▶ Stored data entries
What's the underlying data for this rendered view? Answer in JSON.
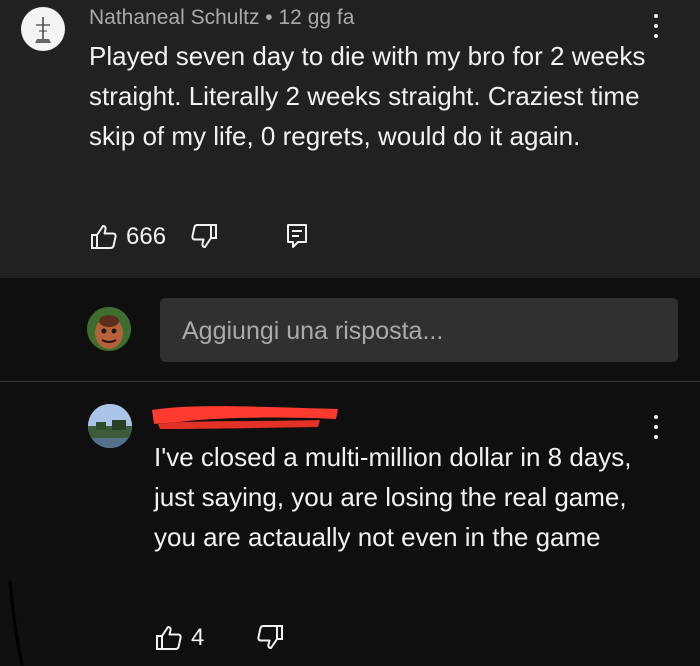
{
  "top_comment": {
    "author": "Nathaneal Schultz",
    "separator": "•",
    "time": "12 gg fa",
    "text": "Played seven day to die with my bro for 2 weeks straight. Literally 2 weeks straight. Craziest time skip of my life, 0 regrets, would do it again.",
    "likes": "666",
    "icons": [
      "thumbs-up-icon",
      "thumbs-down-icon",
      "reply-icon",
      "more-vert-icon"
    ]
  },
  "reply_input": {
    "placeholder": "Aggiungi una risposta..."
  },
  "reply_comment": {
    "text": "I've closed a multi-million dollar in 8 days, just saying, you are losing the real game, you are actaually not even in the game",
    "likes": "4",
    "icons": [
      "thumbs-up-icon",
      "thumbs-down-icon",
      "more-vert-icon"
    ]
  },
  "colors": {
    "background": "#0f0f0f",
    "card": "#212121",
    "input": "#303030",
    "meta_text": "#aaaaaa",
    "redaction": "#ff3b2f"
  }
}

▶ DIRECTION
Omit every picture, then reproduce the rest of the listing exactly.

▶ RESULT BELOW
What's the underlying data for this rendered view? Answer in JSON.
{
  "top_comment": {
    "author": "Nathaneal Schultz",
    "separator": "•",
    "time": "12 gg fa",
    "text": "Played seven day to die with my bro for 2 weeks straight. Literally 2 weeks straight. Craziest time skip of my life, 0 regrets, would do it again.",
    "likes": "666",
    "icons": [
      "thumbs-up-icon",
      "thumbs-down-icon",
      "reply-icon",
      "more-vert-icon"
    ]
  },
  "reply_input": {
    "placeholder": "Aggiungi una risposta..."
  },
  "reply_comment": {
    "text": "I've closed a multi-million dollar in 8 days, just saying, you are losing the real game, you are actaually not even in the game",
    "likes": "4",
    "icons": [
      "thumbs-up-icon",
      "thumbs-down-icon",
      "more-vert-icon"
    ]
  },
  "colors": {
    "background": "#0f0f0f",
    "card": "#212121",
    "input": "#303030",
    "meta_text": "#aaaaaa",
    "redaction": "#ff3b2f"
  }
}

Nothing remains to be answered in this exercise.